What to work on =>
Although the records contain pictures, only their text should be set down, exactly as written.

Entries from a visual dataset:

○ ○ ○

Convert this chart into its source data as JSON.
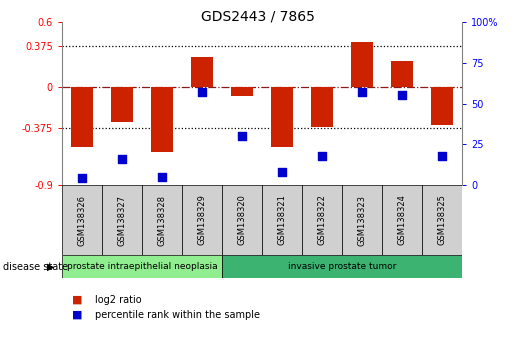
{
  "title": "GDS2443 / 7865",
  "samples": [
    "GSM138326",
    "GSM138327",
    "GSM138328",
    "GSM138329",
    "GSM138320",
    "GSM138321",
    "GSM138322",
    "GSM138323",
    "GSM138324",
    "GSM138325"
  ],
  "log2_ratio": [
    -0.55,
    -0.32,
    -0.6,
    0.28,
    -0.08,
    -0.55,
    -0.37,
    0.42,
    0.24,
    -0.35
  ],
  "percentile_rank": [
    4,
    16,
    5,
    57,
    30,
    8,
    18,
    57,
    55,
    18
  ],
  "ylim_left": [
    -0.9,
    0.6
  ],
  "ylim_right": [
    0,
    100
  ],
  "yticks_left": [
    -0.9,
    -0.375,
    0,
    0.375,
    0.6
  ],
  "yticks_right": [
    0,
    25,
    50,
    75,
    100
  ],
  "ytick_labels_left": [
    "-0.9",
    "-0.375",
    "0",
    "0.375",
    "0.6"
  ],
  "ytick_labels_right": [
    "0",
    "25",
    "50",
    "75",
    "100%"
  ],
  "hlines": [
    0.375,
    -0.375
  ],
  "hline_zero": 0,
  "disease_groups": [
    {
      "label": "prostate intraepithelial neoplasia",
      "start": 0,
      "end": 4,
      "color": "#90ee90"
    },
    {
      "label": "invasive prostate tumor",
      "start": 4,
      "end": 10,
      "color": "#3cb371"
    }
  ],
  "disease_state_label": "disease state",
  "legend_items": [
    {
      "color": "#cc2200",
      "label": "log2 ratio"
    },
    {
      "color": "#0000cc",
      "label": "percentile rank within the sample"
    }
  ],
  "bar_color": "#cc2200",
  "dot_color": "#0000cc",
  "bar_width": 0.55,
  "dot_size": 30,
  "sample_box_color": "#d0d0d0",
  "zero_line_color": "#8b1a1a",
  "hline_color": "black",
  "left_tick_color": "red",
  "right_tick_color": "blue"
}
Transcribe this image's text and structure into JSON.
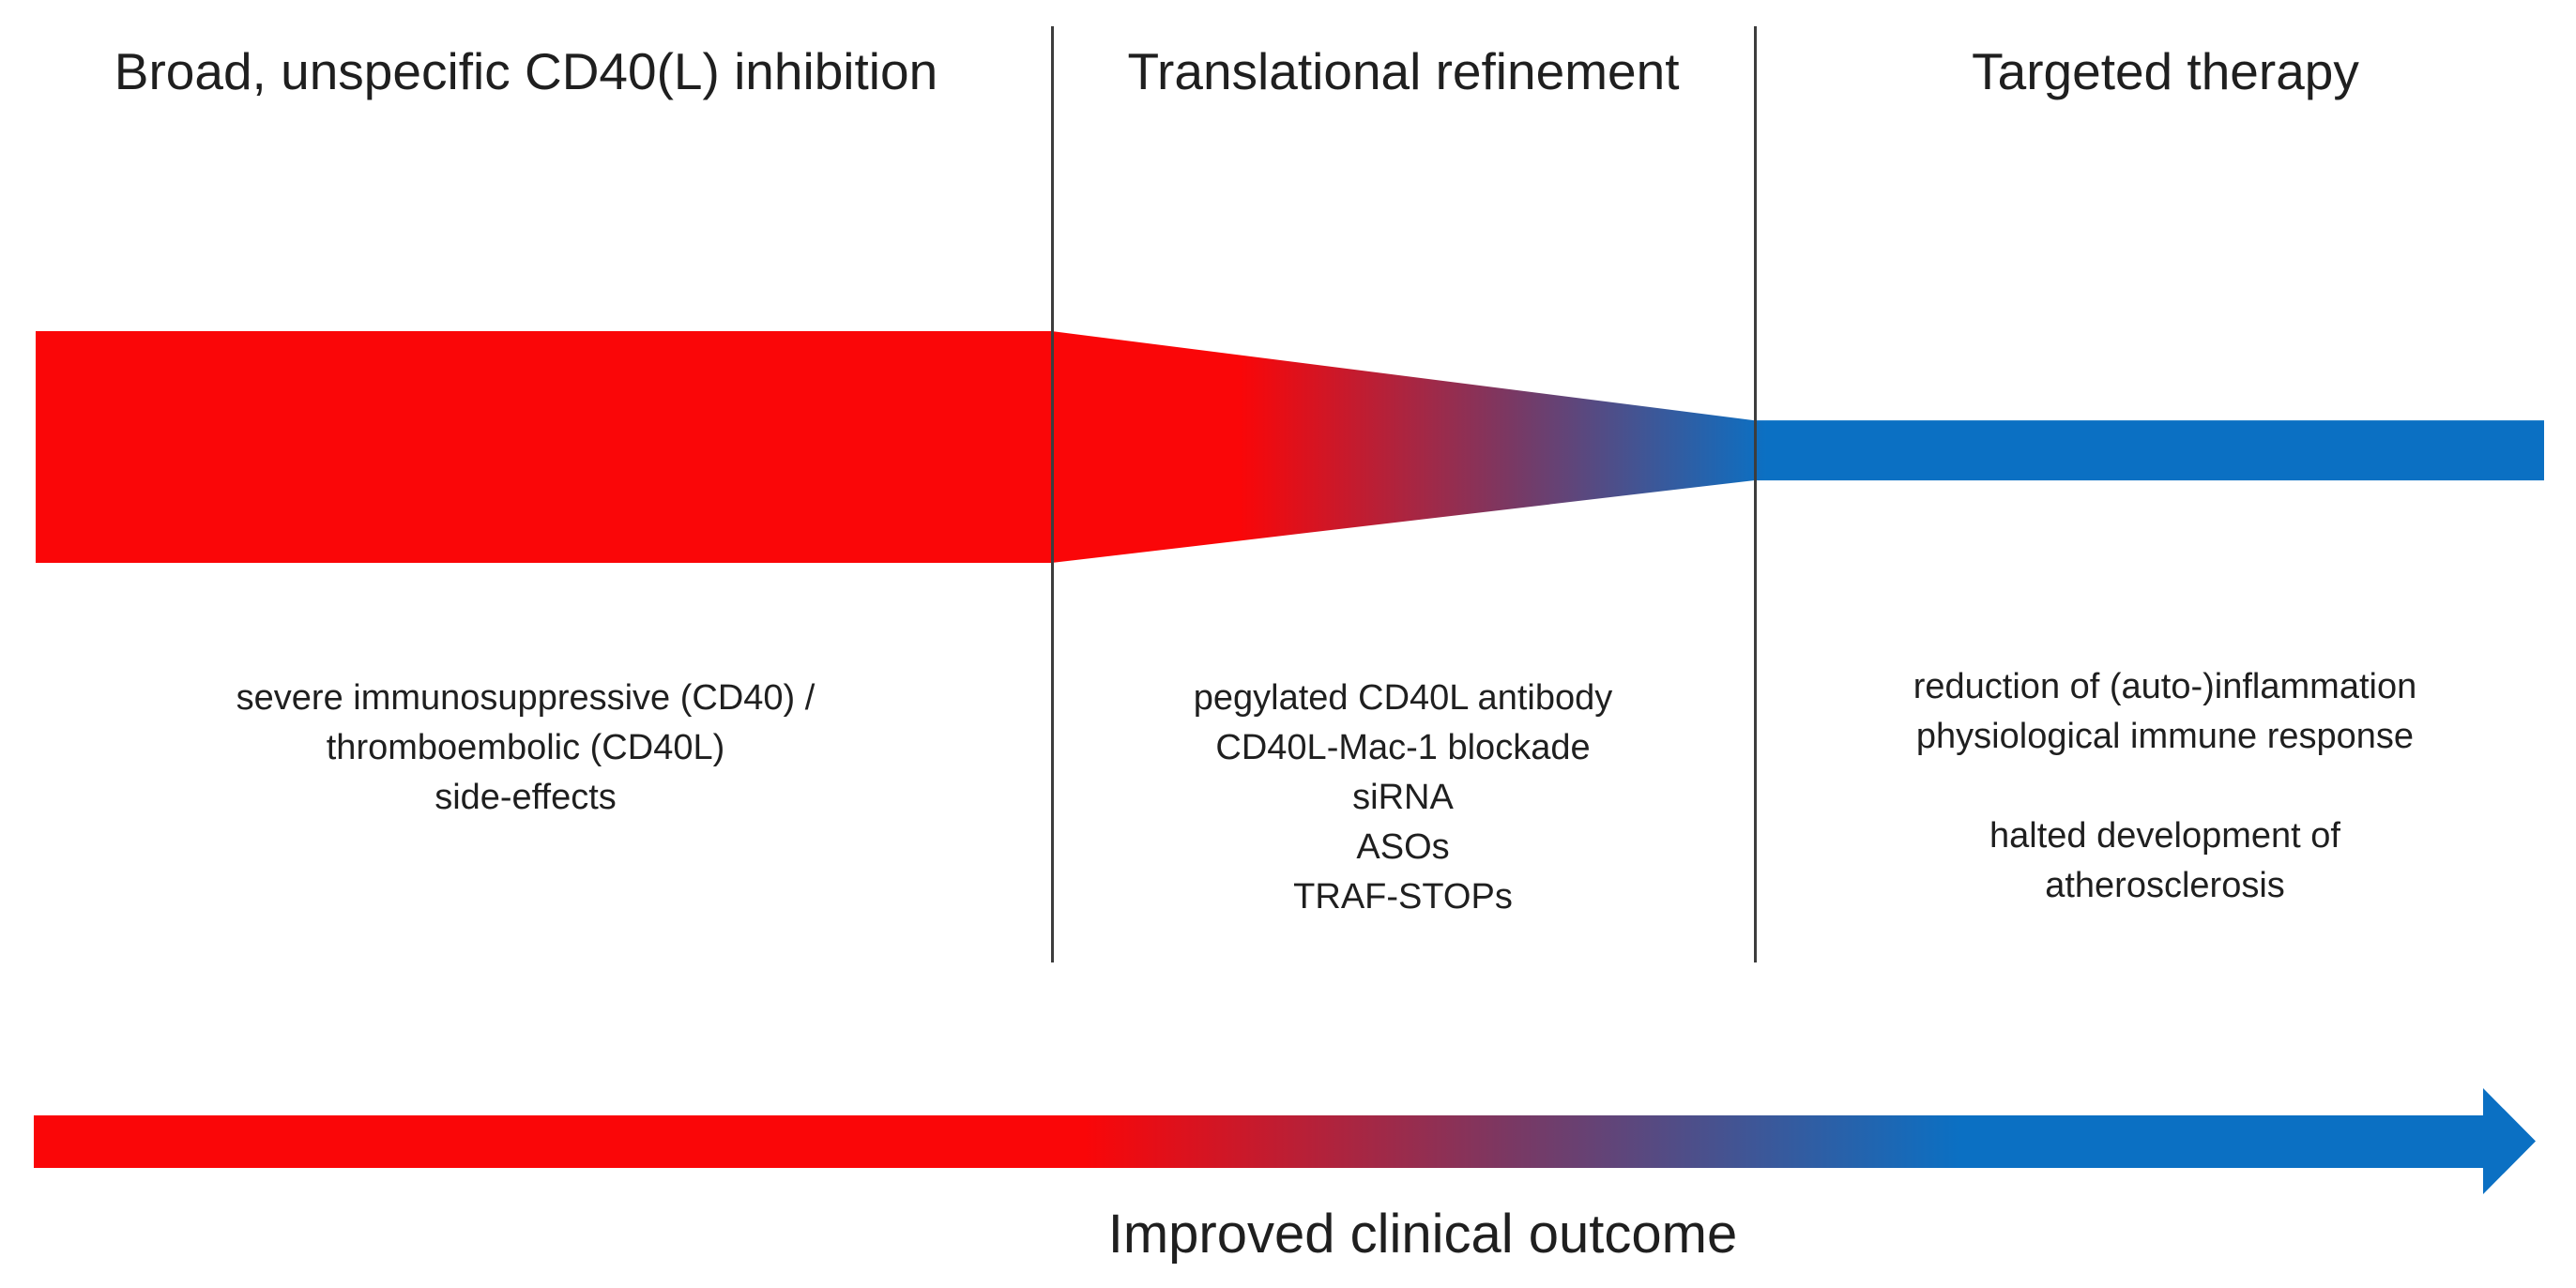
{
  "figure": {
    "columns": [
      {
        "title": "Broad, unspecific CD40(L) inhibition",
        "lines": [
          "severe immunosuppressive (CD40) /",
          "thromboembolic (CD40L)",
          "side-effects"
        ]
      },
      {
        "title": "Translational refinement",
        "lines": [
          "pegylated CD40L antibody",
          "CD40L-Mac-1 blockade",
          "siRNA",
          "ASOs",
          "TRAF-STOPs"
        ]
      },
      {
        "title": "Targeted therapy",
        "lines": [
          "reduction of (auto-)inflammation",
          "physiological immune response",
          "",
          "halted development of",
          "atherosclerosis"
        ]
      }
    ],
    "arrow_label": "Improved clinical outcome"
  },
  "colors": {
    "red": "#fa0608",
    "mid": "#7a3863",
    "blue": "#0b70c3",
    "divider": "#3d3d3d",
    "text": "#1f1f1f"
  }
}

○ ○ ○

Written response =>
Convert this chart into its source data as JSON.
{
  "title": "GDS2443 / 7865",
  "samples": [
    "GSM138326",
    "GSM138327",
    "GSM138328",
    "GSM138329",
    "GSM138320",
    "GSM138321",
    "GSM138322",
    "GSM138323",
    "GSM138324",
    "GSM138325"
  ],
  "log2_ratio": [
    -0.55,
    -0.32,
    -0.6,
    0.28,
    -0.08,
    -0.55,
    -0.37,
    0.42,
    0.24,
    -0.35
  ],
  "percentile_rank": [
    4,
    16,
    5,
    57,
    30,
    8,
    18,
    57,
    55,
    18
  ],
  "ylim_left": [
    -0.9,
    0.6
  ],
  "ylim_right": [
    0,
    100
  ],
  "yticks_left": [
    -0.9,
    -0.375,
    0,
    0.375,
    0.6
  ],
  "yticks_right": [
    0,
    25,
    50,
    75,
    100
  ],
  "ytick_labels_left": [
    "-0.9",
    "-0.375",
    "0",
    "0.375",
    "0.6"
  ],
  "ytick_labels_right": [
    "0",
    "25",
    "50",
    "75",
    "100%"
  ],
  "hlines": [
    0.375,
    -0.375
  ],
  "hline_zero": 0,
  "disease_groups": [
    {
      "label": "prostate intraepithelial neoplasia",
      "start": 0,
      "end": 4,
      "color": "#90ee90"
    },
    {
      "label": "invasive prostate tumor",
      "start": 4,
      "end": 10,
      "color": "#3cb371"
    }
  ],
  "disease_state_label": "disease state",
  "legend_items": [
    {
      "color": "#cc2200",
      "label": "log2 ratio"
    },
    {
      "color": "#0000cc",
      "label": "percentile rank within the sample"
    }
  ],
  "bar_color": "#cc2200",
  "dot_color": "#0000cc",
  "bar_width": 0.55,
  "dot_size": 30,
  "sample_box_color": "#d0d0d0",
  "zero_line_color": "#8b1a1a",
  "hline_color": "black",
  "left_tick_color": "red",
  "right_tick_color": "blue"
}
Transcribe this image's text and structure into JSON.
{
  "figure": {
    "columns": [
      {
        "title": "Broad, unspecific CD40(L) inhibition",
        "lines": [
          "severe immunosuppressive (CD40) /",
          "thromboembolic (CD40L)",
          "side-effects"
        ]
      },
      {
        "title": "Translational refinement",
        "lines": [
          "pegylated CD40L antibody",
          "CD40L-Mac-1 blockade",
          "siRNA",
          "ASOs",
          "TRAF-STOPs"
        ]
      },
      {
        "title": "Targeted therapy",
        "lines": [
          "reduction of (auto-)inflammation",
          "physiological immune response",
          "",
          "halted development of",
          "atherosclerosis"
        ]
      }
    ],
    "arrow_label": "Improved clinical outcome"
  },
  "colors": {
    "red": "#fa0608",
    "mid": "#7a3863",
    "blue": "#0b70c3",
    "divider": "#3d3d3d",
    "text": "#1f1f1f"
  }
}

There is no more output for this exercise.